### [LISTED RECORDS]
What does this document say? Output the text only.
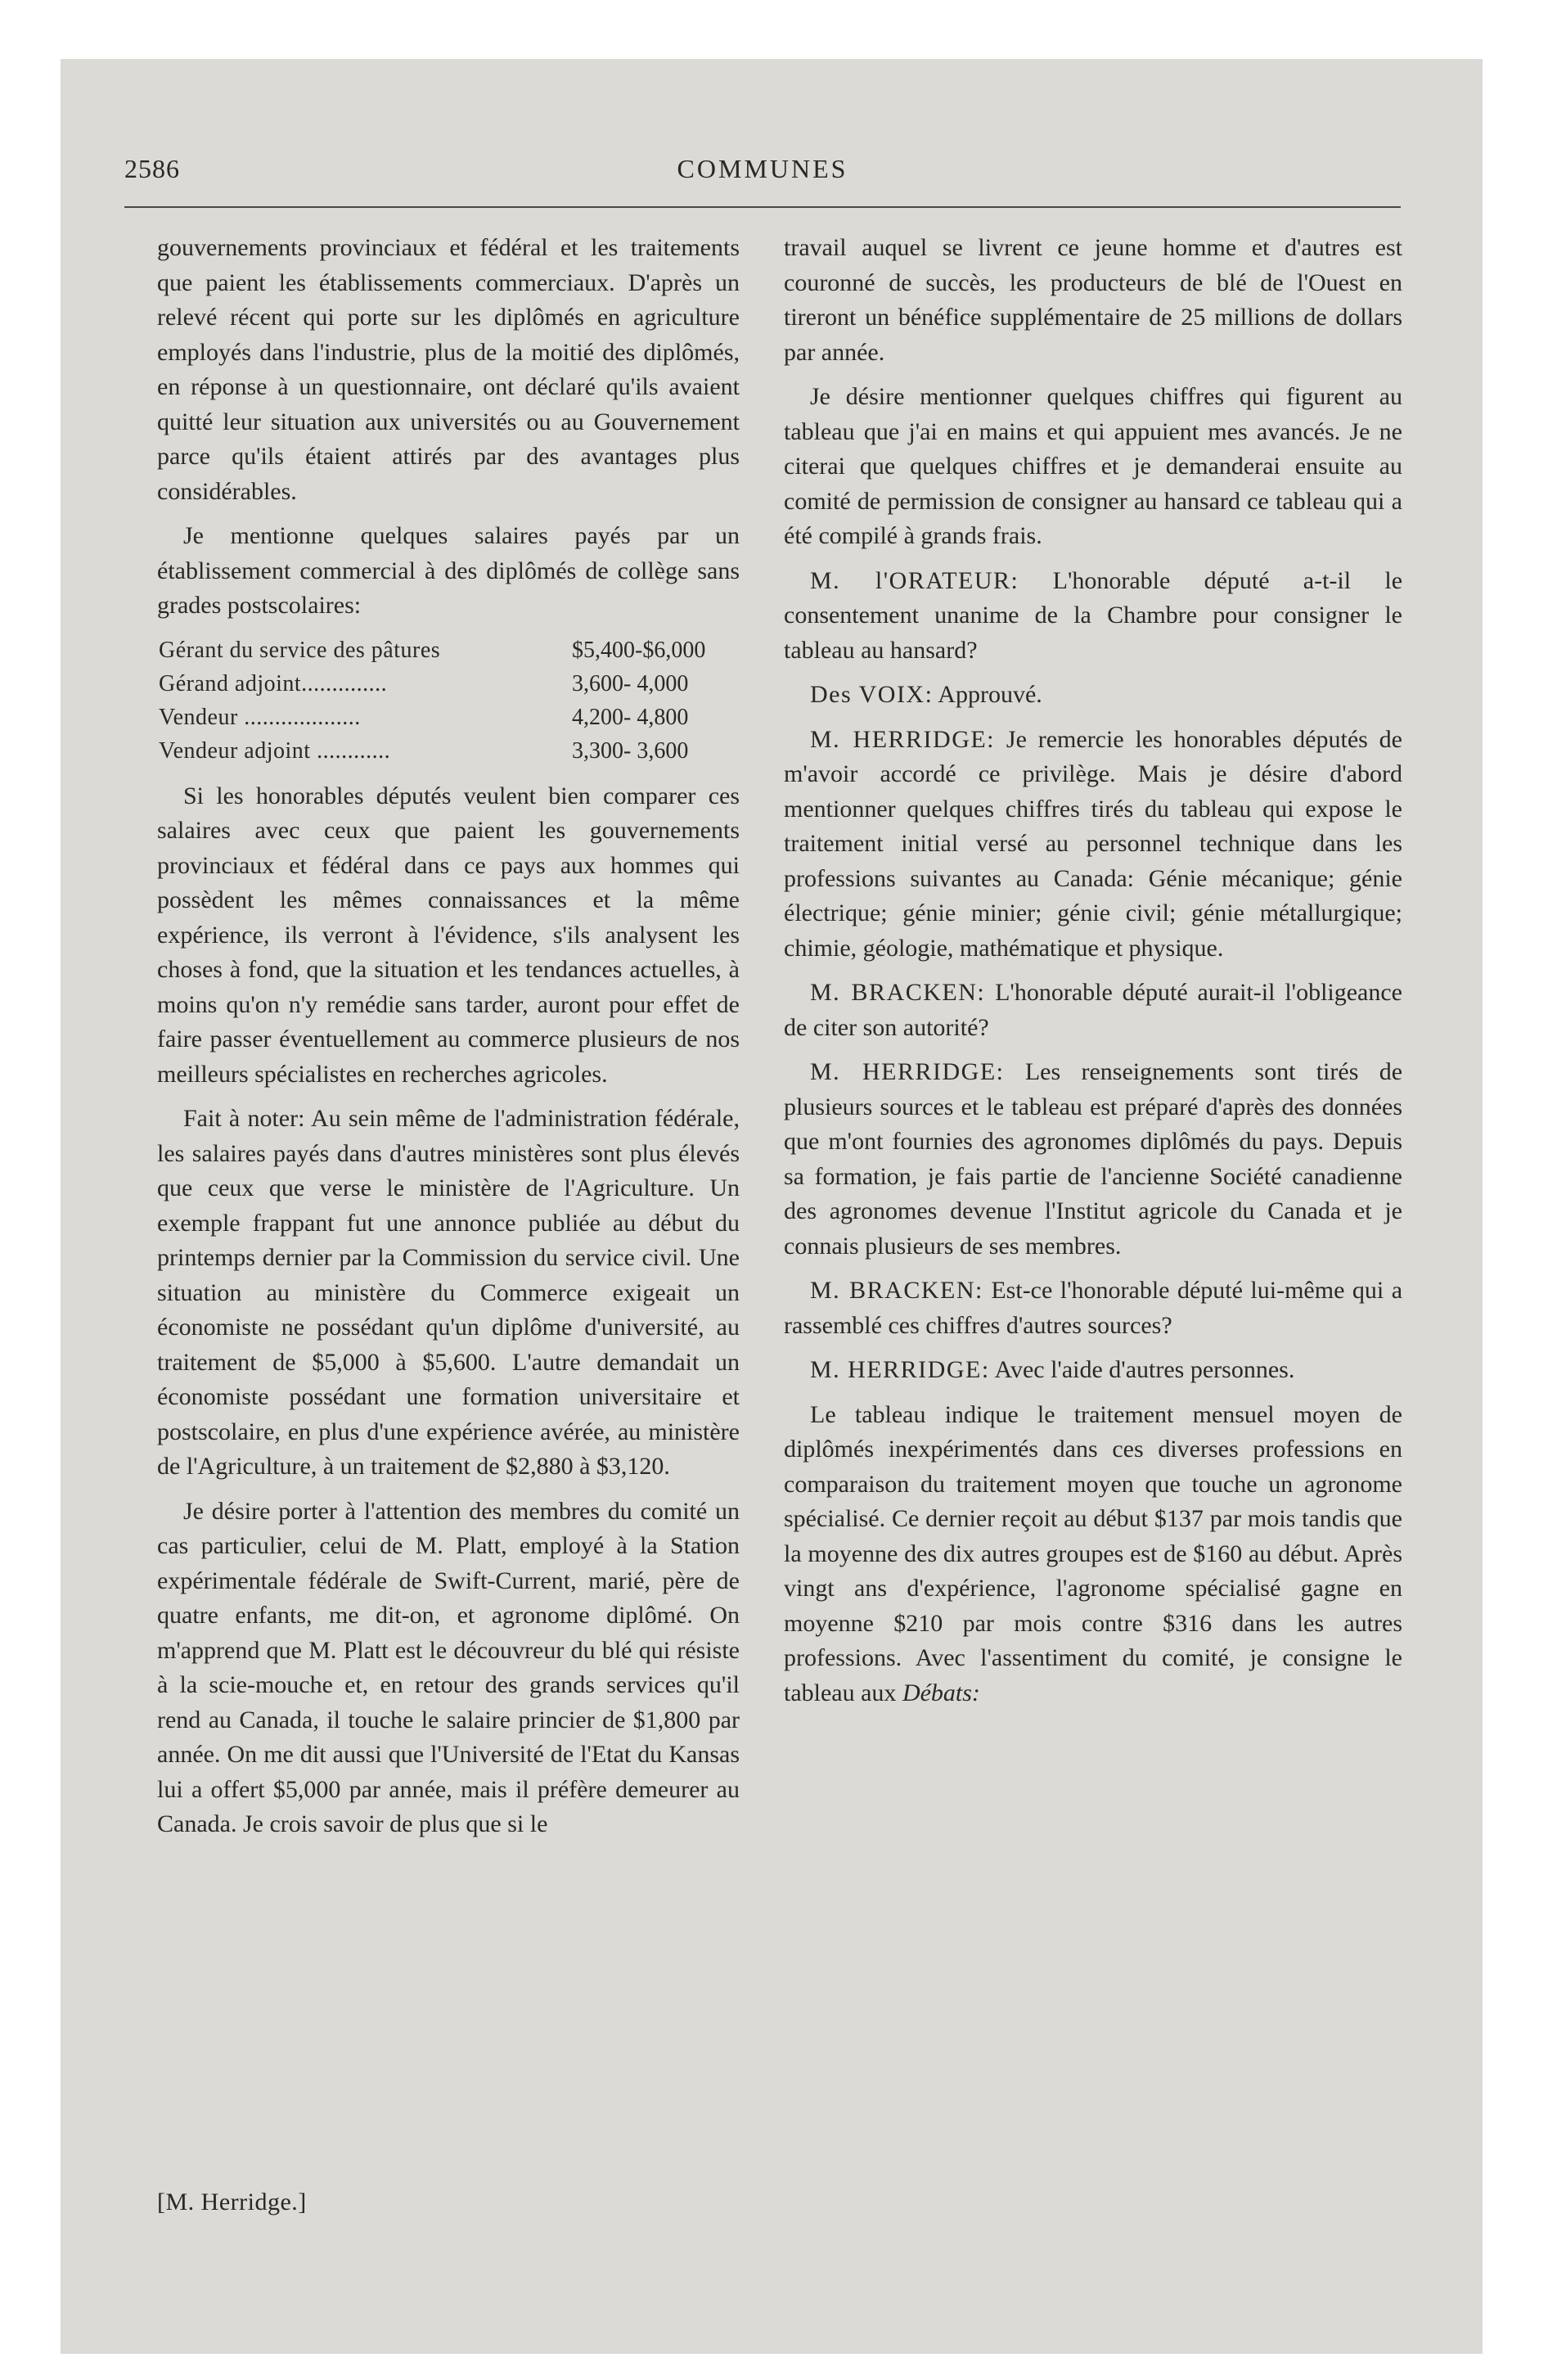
2586	COMMUNES

gouvernements provinciaux et fédéral et les traitements que paient les établissements commerciaux. D'après un relevé récent qui porte sur les diplômés en agriculture employés dans l'industrie, plus de la moitié des diplômés, en réponse à un questionnaire, ont déclaré qu'ils avaient quitté leur situation aux universités ou au Gouvernement parce qu'ils étaient attirés par des avantages plus considérables.

Je mentionne quelques salaires payés par un établissement commercial à des diplômés de collège sans grades postscolaires:

Gérant du service des pâtures	$5,400-$6,000
Gérand adjoint..............	3,600- 4,000
Vendeur ...................	4,200- 4,800
Vendeur adjoint ............	3,300- 3,600

Si les honorables députés veulent bien comparer ces salaires avec ceux que paient les gouvernements provinciaux et fédéral dans ce pays aux hommes qui possèdent les mêmes connaissances et la même expérience, ils verront à l'évidence, s'ils analysent les choses à fond, que la situation et les tendances actuelles, à moins qu'on n'y remédie sans tarder, auront pour effet de faire passer éventuellement au commerce plusieurs de nos meilleurs spécialistes en recherches agricoles.

Fait à noter: Au sein même de l'administration fédérale, les salaires payés dans d'autres ministères sont plus élevés que ceux que verse le ministère de l'Agriculture. Un exemple frappant fut une annonce publiée au début du printemps dernier par la Commission du service civil. Une situation au ministère du Commerce exigeait un économiste ne possédant qu'un diplôme d'université, au traitement de $5,000 à $5,600. L'autre demandait un économiste possédant une formation universitaire et postscolaire, en plus d'une expérience avérée, au ministère de l'Agriculture, à un traitement de $2,880 à $3,120.

Je désire porter à l'attention des membres du comité un cas particulier, celui de M. Platt, employé à la Station expérimentale fédérale de Swift-Current, marié, père de quatre enfants, me dit-on, et agronome diplômé. On m'apprend que M. Platt est le découvreur du blé qui résiste à la scie-mouche et, en retour des grands services qu'il rend au Canada, il touche le salaire princier de $1,800 par année. On me dit aussi que l'Université de l'Etat du Kansas lui a offert $5,000 par année, mais il préfère demeurer au Canada. Je crois savoir de plus que si le

travail auquel se livrent ce jeune homme et d'autres est couronné de succès, les producteurs de blé de l'Ouest en tireront un bénéfice supplémentaire de 25 millions de dollars par année.

Je désire mentionner quelques chiffres qui figurent au tableau que j'ai en mains et qui appuient mes avancés. Je ne citerai que quelques chiffres et je demanderai ensuite au comité de permission de consigner au hansard ce tableau qui a été compilé à grands frais.

M. l'ORATEUR: L'honorable député a-t-il le consentement unanime de la Chambre pour consigner le tableau au hansard?

Des VOIX: Approuvé.

M. HERRIDGE: Je remercie les honorables députés de m'avoir accordé ce privilège. Mais je désire d'abord mentionner quelques chiffres tirés du tableau qui expose le traitement initial versé au personnel technique dans les professions suivantes au Canada: Génie mécanique; génie électrique; génie minier; génie civil; génie métallurgique; chimie, géologie, mathématique et physique.

M. BRACKEN: L'honorable député aurait-il l'obligeance de citer son autorité?

M. HERRIDGE: Les renseignements sont tirés de plusieurs sources et le tableau est préparé d'après des données que m'ont fournies des agronomes diplômés du pays. Depuis sa formation, je fais partie de l'ancienne Société canadienne des agronomes devenue l'Institut agricole du Canada et je connais plusieurs de ses membres.

M. BRACKEN: Est-ce l'honorable député lui-même qui a rassemblé ces chiffres d'autres sources?

M. HERRIDGE: Avec l'aide d'autres personnes.

Le tableau indique le traitement mensuel moyen de diplômés inexpérimentés dans ces diverses professions en comparaison du traitement moyen que touche un agronome spécialisé. Ce dernier reçoit au début $137 par mois tandis que la moyenne des dix autres groupes est de $160 au début. Après vingt ans d'expérience, l'agronome spécialisé gagne en moyenne $210 par mois contre $316 dans les autres professions. Avec l'assentiment du comité, je consigne le tableau aux Débats:

[M. Herridge.]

### [THE EXERCISE]
Go through the entries above and output them exactly, without pictures.

### [FINAL ANSWER]
What does this document say? Output the text only.
2586	COMMUNES

gouvernements provinciaux et fédéral et les traitements que paient les établissements commerciaux. D'après un relevé récent qui porte sur les diplômés en agriculture employés dans l'industrie, plus de la moitié des diplômés, en réponse à un questionnaire, ont déclaré qu'ils avaient quitté leur situation aux universités ou au Gouvernement parce qu'ils étaient attirés par des avantages plus considérables.

Je mentionne quelques salaires payés par un établissement commercial à des diplômés de collège sans grades postscolaires:

Gérant du service des pâtures	$5,400-$6,000
Gérand adjoint..............	3,600- 4,000
Vendeur ...................	4,200- 4,800
Vendeur adjoint ............	3,300- 3,600

Si les honorables députés veulent bien comparer ces salaires avec ceux que paient les gouvernements provinciaux et fédéral dans ce pays aux hommes qui possèdent les mêmes connaissances et la même expérience, ils verront à l'évidence, s'ils analysent les choses à fond, que la situation et les tendances actuelles, à moins qu'on n'y remédie sans tarder, auront pour effet de faire passer éventuellement au commerce plusieurs de nos meilleurs spécialistes en recherches agricoles.

Fait à noter: Au sein même de l'administration fédérale, les salaires payés dans d'autres ministères sont plus élevés que ceux que verse le ministère de l'Agriculture. Un exemple frappant fut une annonce publiée au début du printemps dernier par la Commission du service civil. Une situation au ministère du Commerce exigeait un économiste ne possédant qu'un diplôme d'université, au traitement de $5,000 à $5,600. L'autre demandait un économiste possédant une formation universitaire et postscolaire, en plus d'une expérience avérée, au ministère de l'Agriculture, à un traitement de $2,880 à $3,120.

Je désire porter à l'attention des membres du comité un cas particulier, celui de M. Platt, employé à la Station expérimentale fédérale de Swift-Current, marié, père de quatre enfants, me dit-on, et agronome diplômé. On m'apprend que M. Platt est le découvreur du blé qui résiste à la scie-mouche et, en retour des grands services qu'il rend au Canada, il touche le salaire princier de $1,800 par année. On me dit aussi que l'Université de l'Etat du Kansas lui a offert $5,000 par année, mais il préfère demeurer au Canada. Je crois savoir de plus que si le

travail auquel se livrent ce jeune homme et d'autres est couronné de succès, les producteurs de blé de l'Ouest en tireront un bénéfice supplémentaire de 25 millions de dollars par année.

Je désire mentionner quelques chiffres qui figurent au tableau que j'ai en mains et qui appuient mes avancés. Je ne citerai que quelques chiffres et je demanderai ensuite au comité de permission de consigner au hansard ce tableau qui a été compilé à grands frais.

M. l'ORATEUR: L'honorable député a-t-il le consentement unanime de la Chambre pour consigner le tableau au hansard?

Des VOIX: Approuvé.

M. HERRIDGE: Je remercie les honorables députés de m'avoir accordé ce privilège. Mais je désire d'abord mentionner quelques chiffres tirés du tableau qui expose le traitement initial versé au personnel technique dans les professions suivantes au Canada: Génie mécanique; génie électrique; génie minier; génie civil; génie métallurgique; chimie, géologie, mathématique et physique.

M. BRACKEN: L'honorable député aurait-il l'obligeance de citer son autorité?

M. HERRIDGE: Les renseignements sont tirés de plusieurs sources et le tableau est préparé d'après des données que m'ont fournies des agronomes diplômés du pays. Depuis sa formation, je fais partie de l'ancienne Société canadienne des agronomes devenue l'Institut agricole du Canada et je connais plusieurs de ses membres.

M. BRACKEN: Est-ce l'honorable député lui-même qui a rassemblé ces chiffres d'autres sources?

M. HERRIDGE: Avec l'aide d'autres personnes.

Le tableau indique le traitement mensuel moyen de diplômés inexpérimentés dans ces diverses professions en comparaison du traitement moyen que touche un agronome spécialisé. Ce dernier reçoit au début $137 par mois tandis que la moyenne des dix autres groupes est de $160 au début. Après vingt ans d'expérience, l'agronome spécialisé gagne en moyenne $210 par mois contre $316 dans les autres professions. Avec l'assentiment du comité, je consigne le tableau aux Débats:

[M. Herridge.]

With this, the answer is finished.